§ Task description
Go through the material below, find each line with the word "Prozess", and copy those lines.

§ The data
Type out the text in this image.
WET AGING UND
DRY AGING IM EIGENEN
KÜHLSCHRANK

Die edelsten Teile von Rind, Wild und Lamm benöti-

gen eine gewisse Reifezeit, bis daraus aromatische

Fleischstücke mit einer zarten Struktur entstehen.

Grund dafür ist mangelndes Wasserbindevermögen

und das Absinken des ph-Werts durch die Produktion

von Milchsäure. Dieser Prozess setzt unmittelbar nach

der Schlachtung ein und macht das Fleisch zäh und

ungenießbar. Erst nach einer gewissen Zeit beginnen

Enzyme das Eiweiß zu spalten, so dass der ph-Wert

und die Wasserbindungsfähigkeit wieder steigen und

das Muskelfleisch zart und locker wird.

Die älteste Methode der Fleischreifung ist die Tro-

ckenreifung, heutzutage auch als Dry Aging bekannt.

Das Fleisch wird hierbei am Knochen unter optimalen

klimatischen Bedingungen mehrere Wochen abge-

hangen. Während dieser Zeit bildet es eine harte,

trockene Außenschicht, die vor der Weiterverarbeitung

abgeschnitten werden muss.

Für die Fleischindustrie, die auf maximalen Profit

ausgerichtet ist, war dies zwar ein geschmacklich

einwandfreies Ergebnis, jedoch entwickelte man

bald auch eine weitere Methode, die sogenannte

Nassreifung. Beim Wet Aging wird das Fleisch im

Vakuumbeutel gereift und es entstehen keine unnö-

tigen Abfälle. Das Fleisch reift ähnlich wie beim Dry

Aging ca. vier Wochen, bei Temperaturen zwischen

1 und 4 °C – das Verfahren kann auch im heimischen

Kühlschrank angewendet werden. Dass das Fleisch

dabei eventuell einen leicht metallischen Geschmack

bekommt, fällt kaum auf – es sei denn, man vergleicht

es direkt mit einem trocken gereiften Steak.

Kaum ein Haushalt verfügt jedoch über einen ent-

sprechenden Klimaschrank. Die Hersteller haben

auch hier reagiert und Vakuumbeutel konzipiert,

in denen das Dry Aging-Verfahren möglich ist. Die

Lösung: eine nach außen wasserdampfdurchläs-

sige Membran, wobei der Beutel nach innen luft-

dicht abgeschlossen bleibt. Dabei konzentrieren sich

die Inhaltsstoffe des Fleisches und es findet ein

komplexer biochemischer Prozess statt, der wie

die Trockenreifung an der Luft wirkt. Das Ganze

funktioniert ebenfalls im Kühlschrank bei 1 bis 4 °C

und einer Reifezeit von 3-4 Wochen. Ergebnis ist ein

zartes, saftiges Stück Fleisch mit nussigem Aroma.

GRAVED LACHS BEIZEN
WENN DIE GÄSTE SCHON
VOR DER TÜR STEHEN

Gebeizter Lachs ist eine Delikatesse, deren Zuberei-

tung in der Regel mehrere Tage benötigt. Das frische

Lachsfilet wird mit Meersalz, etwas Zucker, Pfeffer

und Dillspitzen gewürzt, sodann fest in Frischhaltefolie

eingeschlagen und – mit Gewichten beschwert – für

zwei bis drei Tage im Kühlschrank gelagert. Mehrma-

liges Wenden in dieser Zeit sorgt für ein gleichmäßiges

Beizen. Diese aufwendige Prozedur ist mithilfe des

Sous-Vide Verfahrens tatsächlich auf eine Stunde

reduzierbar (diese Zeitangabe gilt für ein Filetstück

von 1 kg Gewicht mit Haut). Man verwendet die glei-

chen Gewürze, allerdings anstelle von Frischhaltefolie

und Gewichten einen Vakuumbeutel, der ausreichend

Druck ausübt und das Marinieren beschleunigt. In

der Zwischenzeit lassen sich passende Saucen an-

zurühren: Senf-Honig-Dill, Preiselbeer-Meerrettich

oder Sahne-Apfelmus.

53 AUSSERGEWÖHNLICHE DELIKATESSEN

§ Solution to this task
von Milchsäure. Dieser Prozess setzt unmittelbar nach
komplexer biochemischer Prozess statt, der wie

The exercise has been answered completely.